MATERIAL FOR THIS EXERCISE
— start —
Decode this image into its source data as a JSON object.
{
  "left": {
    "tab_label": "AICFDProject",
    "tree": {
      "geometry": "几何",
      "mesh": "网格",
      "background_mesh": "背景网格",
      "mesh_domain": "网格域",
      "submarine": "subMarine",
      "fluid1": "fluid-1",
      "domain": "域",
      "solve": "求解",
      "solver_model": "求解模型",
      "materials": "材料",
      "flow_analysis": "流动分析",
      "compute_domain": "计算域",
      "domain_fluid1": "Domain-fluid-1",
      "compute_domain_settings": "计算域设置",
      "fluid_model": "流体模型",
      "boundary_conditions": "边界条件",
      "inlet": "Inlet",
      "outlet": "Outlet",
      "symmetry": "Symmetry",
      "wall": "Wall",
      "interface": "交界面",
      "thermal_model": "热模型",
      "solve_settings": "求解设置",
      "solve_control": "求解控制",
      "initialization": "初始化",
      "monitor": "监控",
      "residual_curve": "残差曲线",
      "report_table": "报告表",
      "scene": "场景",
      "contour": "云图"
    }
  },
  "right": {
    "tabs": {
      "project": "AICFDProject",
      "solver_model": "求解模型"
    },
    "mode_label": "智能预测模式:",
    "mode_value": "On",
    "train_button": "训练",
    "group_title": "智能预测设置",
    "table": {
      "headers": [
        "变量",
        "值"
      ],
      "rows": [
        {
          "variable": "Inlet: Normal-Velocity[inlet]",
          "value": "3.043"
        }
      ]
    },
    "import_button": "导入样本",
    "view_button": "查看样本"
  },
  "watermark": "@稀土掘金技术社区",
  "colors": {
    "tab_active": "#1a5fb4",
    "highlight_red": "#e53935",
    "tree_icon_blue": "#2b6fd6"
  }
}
— end —
EXERCISE GOAL
Your task is to repeat every line exactly.

ANSWER FOR THIS EXERCISE
Decode this image into its source data as a JSON object.
{
  "left": {
    "tab_label": "AICFDProject",
    "tree": {
      "geometry": "几何",
      "mesh": "网格",
      "background_mesh": "背景网格",
      "mesh_domain": "网格域",
      "submarine": "subMarine",
      "fluid1": "fluid-1",
      "domain": "域",
      "solve": "求解",
      "solver_model": "求解模型",
      "materials": "材料",
      "flow_analysis": "流动分析",
      "compute_domain": "计算域",
      "domain_fluid1": "Domain-fluid-1",
      "compute_domain_settings": "计算域设置",
      "fluid_model": "流体模型",
      "boundary_conditions": "边界条件",
      "inlet": "Inlet",
      "outlet": "Outlet",
      "symmetry": "Symmetry",
      "wall": "Wall",
      "interface": "交界面",
      "thermal_model": "热模型",
      "solve_settings": "求解设置",
      "solve_control": "求解控制",
      "initialization": "初始化",
      "monitor": "监控",
      "residual_curve": "残差曲线",
      "report_table": "报告表",
      "scene": "场景",
      "contour": "云图"
    }
  },
  "right": {
    "tabs": {
      "project": "AICFDProject",
      "solver_model": "求解模型"
    },
    "mode_label": "智能预测模式:",
    "mode_value": "On",
    "train_button": "训练",
    "group_title": "智能预测设置",
    "table": {
      "headers": [
        "变量",
        "值"
      ],
      "rows": [
        {
          "variable": "Inlet: Normal-Velocity[inlet]",
          "value": "3.043"
        }
      ]
    },
    "import_button": "导入样本",
    "view_button": "查看样本"
  },
  "watermark": "@稀土掘金技术社区",
  "colors": {
    "tab_active": "#1a5fb4",
    "highlight_red": "#e53935",
    "tree_icon_blue": "#2b6fd6"
  }
}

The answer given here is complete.